## What is required
Pictures don't belong in the copy; print all the records exactly.

## Stored records
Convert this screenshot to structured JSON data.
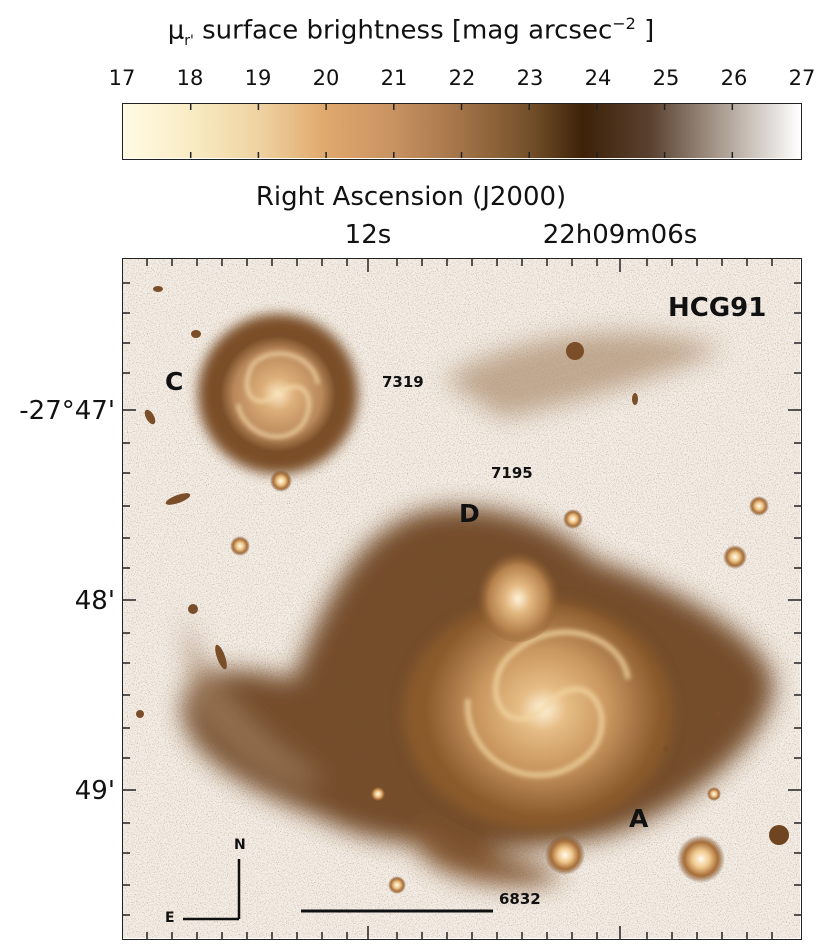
{
  "colorbar": {
    "title_symbol": "μ",
    "title_sub": "r'",
    "title_text": " surface brightness [mag arcsec",
    "title_sup": "−2",
    "title_end": " ]",
    "ticks": [
      "17",
      "18",
      "19",
      "20",
      "21",
      "22",
      "23",
      "24",
      "25",
      "26",
      "27"
    ],
    "range": [
      17,
      27
    ],
    "colors": [
      "#fffbe3",
      "#f7e6b8",
      "#ebc38e",
      "#d39a5c",
      "#b8804f",
      "#8c5c32",
      "#4b2d10",
      "#5c3f26",
      "#9c8878",
      "#d8d2cc",
      "#ffffff"
    ]
  },
  "axes": {
    "ra_title": "Right Ascension (J2000)",
    "ra_ticks": [
      "12s",
      "22h09m06s"
    ],
    "dec_ticks": [
      "-27°47'",
      "48'",
      "49'"
    ]
  },
  "image": {
    "group_name": "HCG91",
    "galaxy_labels": [
      "C",
      "D",
      "A"
    ],
    "ngc_numbers": [
      "7319",
      "7195",
      "6832"
    ],
    "compass_n": "N",
    "compass_e": "E",
    "colors": {
      "background": "#f3ede6",
      "halo": "#6e4520",
      "core": "#f6d9a8"
    }
  }
}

## Exercise answer
Convert this screenshot to structured JSON data.
{
  "colorbar": {
    "title_symbol": "μ",
    "title_sub": "r'",
    "title_text": " surface brightness [mag arcsec",
    "title_sup": "−2",
    "title_end": " ]",
    "ticks": [
      "17",
      "18",
      "19",
      "20",
      "21",
      "22",
      "23",
      "24",
      "25",
      "26",
      "27"
    ],
    "range": [
      17,
      27
    ],
    "colors": [
      "#fffbe3",
      "#f7e6b8",
      "#ebc38e",
      "#d39a5c",
      "#b8804f",
      "#8c5c32",
      "#4b2d10",
      "#5c3f26",
      "#9c8878",
      "#d8d2cc",
      "#ffffff"
    ]
  },
  "axes": {
    "ra_title": "Right Ascension (J2000)",
    "ra_ticks": [
      "12s",
      "22h09m06s"
    ],
    "dec_ticks": [
      "-27°47'",
      "48'",
      "49'"
    ]
  },
  "image": {
    "group_name": "HCG91",
    "galaxy_labels": [
      "C",
      "D",
      "A"
    ],
    "ngc_numbers": [
      "7319",
      "7195",
      "6832"
    ],
    "compass_n": "N",
    "compass_e": "E",
    "colors": {
      "background": "#f3ede6",
      "halo": "#6e4520",
      "core": "#f6d9a8"
    }
  }
}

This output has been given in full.